Go through the listing and return every line with "from" in it.

------ THE INPUT

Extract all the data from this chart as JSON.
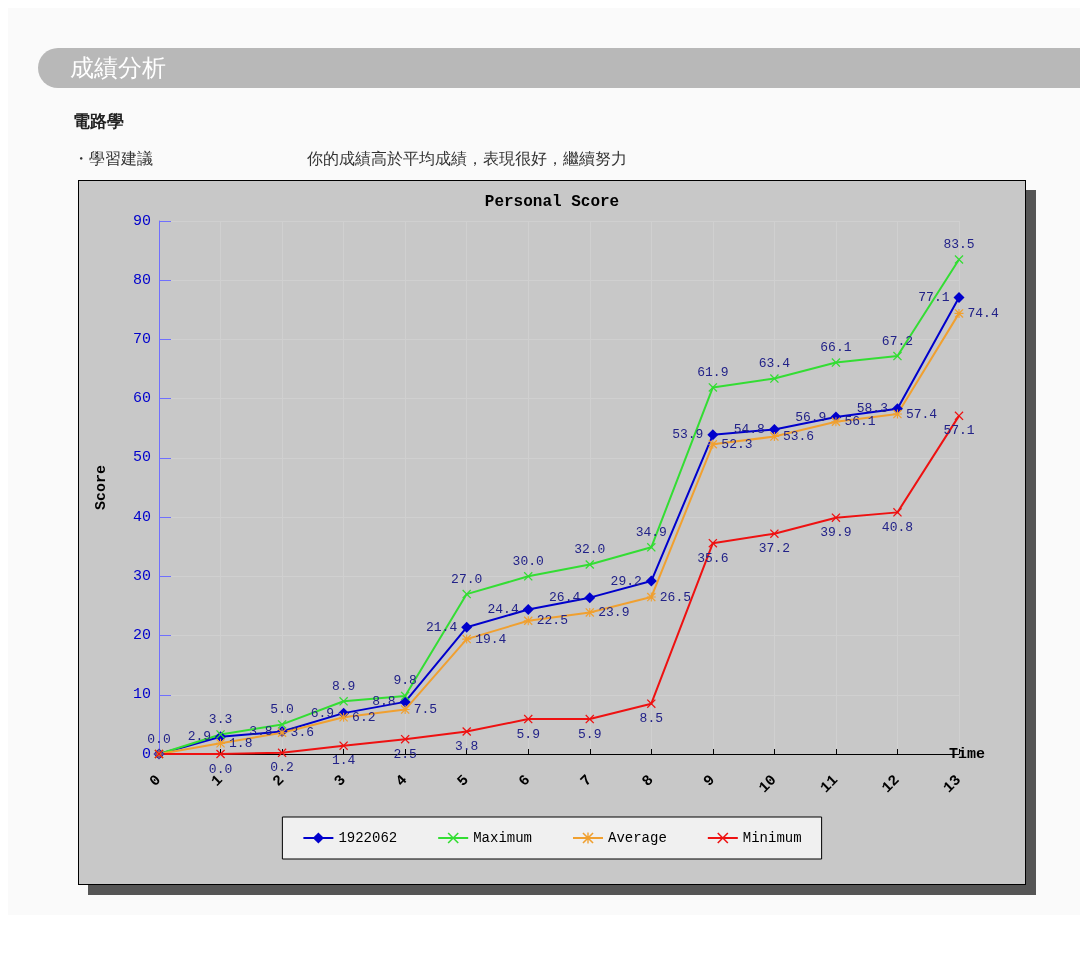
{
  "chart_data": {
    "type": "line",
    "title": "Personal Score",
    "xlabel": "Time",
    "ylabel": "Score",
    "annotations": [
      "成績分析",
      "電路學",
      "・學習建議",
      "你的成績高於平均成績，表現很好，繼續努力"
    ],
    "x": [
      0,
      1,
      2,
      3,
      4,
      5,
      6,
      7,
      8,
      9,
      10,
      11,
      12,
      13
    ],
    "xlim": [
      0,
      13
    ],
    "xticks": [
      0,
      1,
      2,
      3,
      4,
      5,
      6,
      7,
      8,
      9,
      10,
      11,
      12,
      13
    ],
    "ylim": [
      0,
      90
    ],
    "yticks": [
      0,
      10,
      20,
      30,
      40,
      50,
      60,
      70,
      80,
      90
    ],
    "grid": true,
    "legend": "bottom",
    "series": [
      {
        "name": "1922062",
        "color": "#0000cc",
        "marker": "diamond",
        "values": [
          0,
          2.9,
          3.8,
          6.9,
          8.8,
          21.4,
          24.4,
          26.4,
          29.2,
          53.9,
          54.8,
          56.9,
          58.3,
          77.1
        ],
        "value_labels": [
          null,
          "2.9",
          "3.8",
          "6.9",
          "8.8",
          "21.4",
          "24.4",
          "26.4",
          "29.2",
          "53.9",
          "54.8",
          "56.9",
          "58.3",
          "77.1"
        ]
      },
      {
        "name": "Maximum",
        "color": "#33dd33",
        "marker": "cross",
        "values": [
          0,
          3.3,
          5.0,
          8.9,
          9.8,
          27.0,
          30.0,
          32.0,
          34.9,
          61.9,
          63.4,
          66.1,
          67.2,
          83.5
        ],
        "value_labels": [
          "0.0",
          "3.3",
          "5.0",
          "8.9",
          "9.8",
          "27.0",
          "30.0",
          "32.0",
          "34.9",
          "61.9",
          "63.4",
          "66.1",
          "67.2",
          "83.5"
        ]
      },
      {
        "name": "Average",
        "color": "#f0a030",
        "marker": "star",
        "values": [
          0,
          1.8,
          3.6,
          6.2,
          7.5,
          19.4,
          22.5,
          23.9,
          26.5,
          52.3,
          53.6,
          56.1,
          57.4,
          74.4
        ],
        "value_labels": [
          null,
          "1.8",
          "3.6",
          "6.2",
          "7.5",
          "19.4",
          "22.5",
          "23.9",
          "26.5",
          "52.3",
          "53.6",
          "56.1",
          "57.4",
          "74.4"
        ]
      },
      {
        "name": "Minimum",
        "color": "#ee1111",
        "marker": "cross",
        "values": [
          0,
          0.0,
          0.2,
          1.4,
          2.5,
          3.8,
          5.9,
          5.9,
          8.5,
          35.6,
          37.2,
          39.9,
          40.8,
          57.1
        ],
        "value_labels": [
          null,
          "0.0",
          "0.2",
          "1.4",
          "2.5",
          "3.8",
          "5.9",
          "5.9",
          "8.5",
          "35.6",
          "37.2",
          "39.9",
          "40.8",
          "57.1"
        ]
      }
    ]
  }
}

------------
------ THE INPUT

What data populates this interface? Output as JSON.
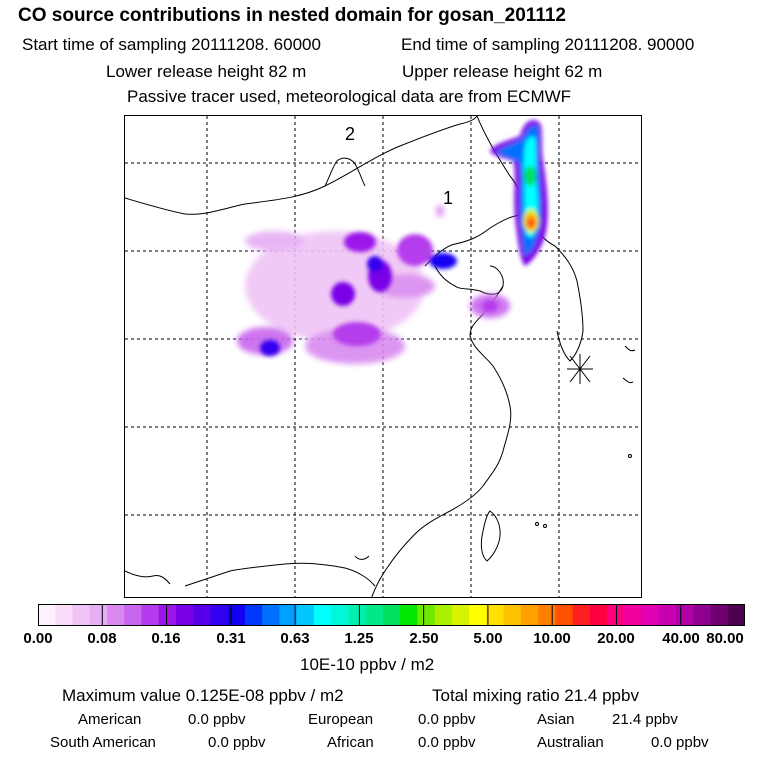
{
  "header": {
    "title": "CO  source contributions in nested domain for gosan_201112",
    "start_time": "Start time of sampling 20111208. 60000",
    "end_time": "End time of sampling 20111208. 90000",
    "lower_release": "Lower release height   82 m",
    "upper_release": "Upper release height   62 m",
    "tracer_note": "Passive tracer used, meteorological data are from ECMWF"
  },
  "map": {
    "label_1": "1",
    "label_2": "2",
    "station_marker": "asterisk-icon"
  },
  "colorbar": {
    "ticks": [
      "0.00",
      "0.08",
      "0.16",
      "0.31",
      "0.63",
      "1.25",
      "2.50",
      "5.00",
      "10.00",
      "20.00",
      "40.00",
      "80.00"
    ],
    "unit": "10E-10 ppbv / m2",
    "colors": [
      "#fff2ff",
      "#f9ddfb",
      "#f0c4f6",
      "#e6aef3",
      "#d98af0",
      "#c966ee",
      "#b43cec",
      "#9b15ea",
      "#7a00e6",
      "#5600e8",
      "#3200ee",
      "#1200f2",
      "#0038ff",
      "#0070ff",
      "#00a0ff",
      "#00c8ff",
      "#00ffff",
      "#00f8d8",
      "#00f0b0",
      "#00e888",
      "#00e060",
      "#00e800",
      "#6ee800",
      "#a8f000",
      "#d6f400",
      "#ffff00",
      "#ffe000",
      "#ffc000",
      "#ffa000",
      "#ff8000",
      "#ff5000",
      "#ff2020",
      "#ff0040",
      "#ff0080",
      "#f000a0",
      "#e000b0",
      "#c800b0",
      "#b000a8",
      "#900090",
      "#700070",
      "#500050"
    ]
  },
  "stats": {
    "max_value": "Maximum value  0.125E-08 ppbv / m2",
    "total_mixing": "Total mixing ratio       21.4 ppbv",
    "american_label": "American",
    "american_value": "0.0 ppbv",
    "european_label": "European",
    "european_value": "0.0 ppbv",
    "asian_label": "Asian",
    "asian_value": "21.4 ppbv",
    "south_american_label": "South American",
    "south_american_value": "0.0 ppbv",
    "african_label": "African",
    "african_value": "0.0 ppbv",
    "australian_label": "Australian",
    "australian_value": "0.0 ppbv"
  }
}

------------

- EXERCISE OUTPUT
Extract all the data from this chart as JSON.
    "tracer_note": "Passive tracer used, meteorological data are from ECMWF"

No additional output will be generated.